(What you should do) Count how many lines of the material contain the string "this", then give that number and nothing more.

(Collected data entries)
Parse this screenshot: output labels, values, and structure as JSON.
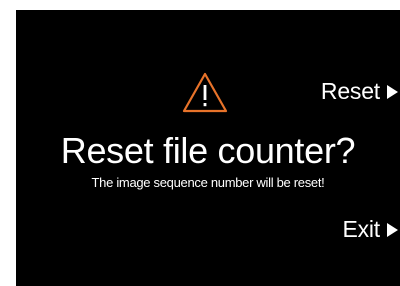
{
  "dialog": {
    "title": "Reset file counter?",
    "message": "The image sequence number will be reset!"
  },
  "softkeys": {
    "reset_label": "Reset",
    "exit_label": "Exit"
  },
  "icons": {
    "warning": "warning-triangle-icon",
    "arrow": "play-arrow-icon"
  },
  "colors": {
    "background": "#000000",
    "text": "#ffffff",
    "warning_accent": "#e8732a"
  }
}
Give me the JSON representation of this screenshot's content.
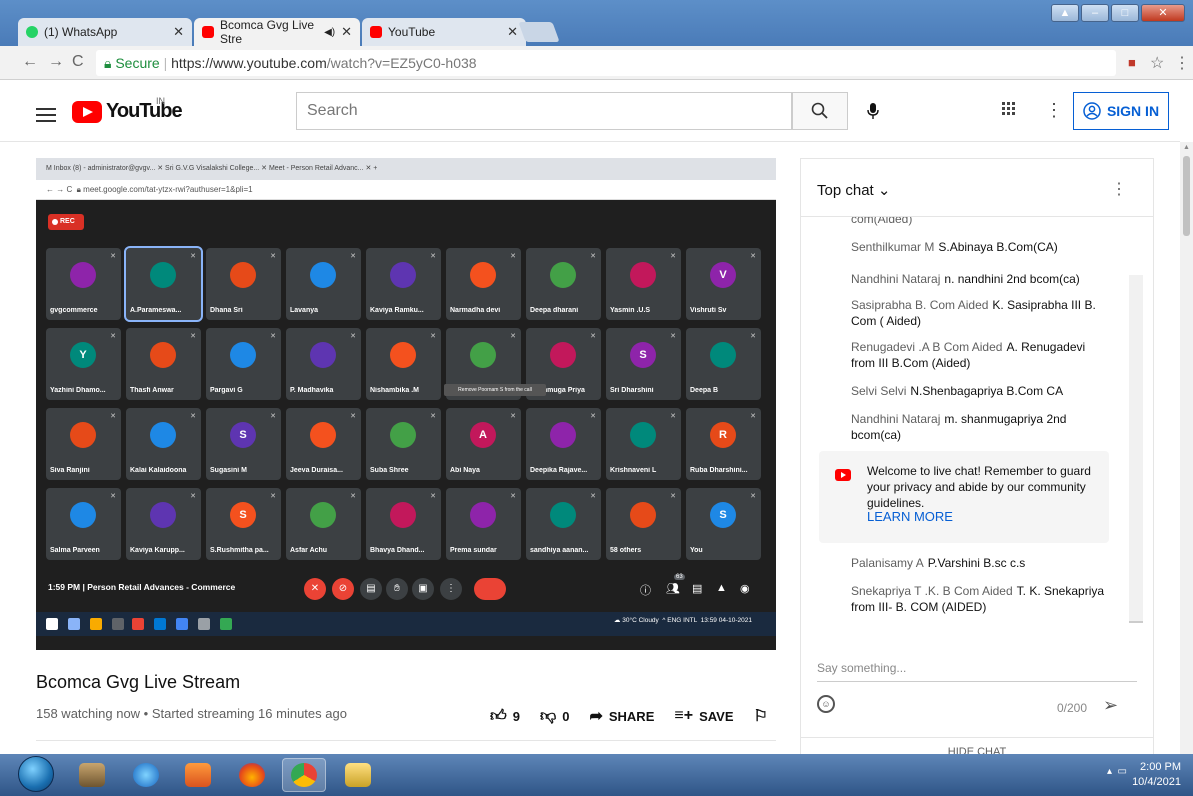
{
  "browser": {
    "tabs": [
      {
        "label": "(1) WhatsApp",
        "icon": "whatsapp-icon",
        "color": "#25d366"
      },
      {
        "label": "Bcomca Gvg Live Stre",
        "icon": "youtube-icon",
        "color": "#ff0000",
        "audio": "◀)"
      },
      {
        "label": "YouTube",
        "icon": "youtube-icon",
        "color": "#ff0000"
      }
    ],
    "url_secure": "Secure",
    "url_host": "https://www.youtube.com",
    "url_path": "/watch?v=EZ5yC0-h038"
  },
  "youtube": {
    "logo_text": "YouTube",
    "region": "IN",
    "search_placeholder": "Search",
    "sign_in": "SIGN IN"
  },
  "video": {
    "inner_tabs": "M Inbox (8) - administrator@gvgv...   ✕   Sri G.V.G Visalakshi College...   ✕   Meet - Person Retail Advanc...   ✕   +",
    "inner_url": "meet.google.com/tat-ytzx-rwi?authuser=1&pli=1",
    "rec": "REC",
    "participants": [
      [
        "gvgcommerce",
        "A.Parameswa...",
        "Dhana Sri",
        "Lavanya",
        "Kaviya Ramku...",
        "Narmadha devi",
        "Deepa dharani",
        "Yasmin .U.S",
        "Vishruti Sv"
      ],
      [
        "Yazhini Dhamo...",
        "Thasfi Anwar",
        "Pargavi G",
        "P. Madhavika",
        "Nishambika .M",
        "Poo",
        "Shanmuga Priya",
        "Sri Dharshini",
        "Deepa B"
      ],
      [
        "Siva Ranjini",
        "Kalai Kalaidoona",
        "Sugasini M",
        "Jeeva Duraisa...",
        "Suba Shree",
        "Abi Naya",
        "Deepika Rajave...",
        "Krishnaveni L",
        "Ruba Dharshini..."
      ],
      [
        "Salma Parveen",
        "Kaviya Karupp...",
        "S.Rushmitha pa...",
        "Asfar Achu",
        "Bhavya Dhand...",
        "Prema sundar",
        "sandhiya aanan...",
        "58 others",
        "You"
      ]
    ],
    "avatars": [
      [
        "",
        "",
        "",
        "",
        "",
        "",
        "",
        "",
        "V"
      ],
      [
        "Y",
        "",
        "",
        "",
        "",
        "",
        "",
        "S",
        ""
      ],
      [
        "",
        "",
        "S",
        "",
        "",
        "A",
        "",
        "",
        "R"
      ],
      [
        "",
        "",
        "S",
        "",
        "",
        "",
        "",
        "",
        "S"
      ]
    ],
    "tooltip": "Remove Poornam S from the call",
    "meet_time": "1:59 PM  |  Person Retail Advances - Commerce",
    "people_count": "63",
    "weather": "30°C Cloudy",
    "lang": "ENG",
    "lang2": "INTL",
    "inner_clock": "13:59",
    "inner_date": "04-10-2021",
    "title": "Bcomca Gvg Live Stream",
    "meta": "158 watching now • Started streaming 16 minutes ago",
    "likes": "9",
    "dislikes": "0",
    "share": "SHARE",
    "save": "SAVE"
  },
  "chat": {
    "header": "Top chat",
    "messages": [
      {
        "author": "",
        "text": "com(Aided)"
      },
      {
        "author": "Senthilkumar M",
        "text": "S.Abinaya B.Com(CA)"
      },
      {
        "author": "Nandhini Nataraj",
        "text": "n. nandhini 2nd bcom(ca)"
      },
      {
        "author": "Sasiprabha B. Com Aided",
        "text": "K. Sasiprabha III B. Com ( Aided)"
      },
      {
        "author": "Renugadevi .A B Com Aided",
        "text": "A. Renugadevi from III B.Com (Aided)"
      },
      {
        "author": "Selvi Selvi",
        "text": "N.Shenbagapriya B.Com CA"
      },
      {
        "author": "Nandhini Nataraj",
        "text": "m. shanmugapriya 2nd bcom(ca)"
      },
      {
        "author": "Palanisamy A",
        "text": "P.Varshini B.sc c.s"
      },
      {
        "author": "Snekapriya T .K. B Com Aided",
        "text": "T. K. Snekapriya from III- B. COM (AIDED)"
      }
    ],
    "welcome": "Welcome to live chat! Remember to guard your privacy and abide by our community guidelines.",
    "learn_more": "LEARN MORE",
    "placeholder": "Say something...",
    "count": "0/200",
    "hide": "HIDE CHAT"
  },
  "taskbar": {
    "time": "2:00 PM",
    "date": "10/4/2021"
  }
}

(Solution) 2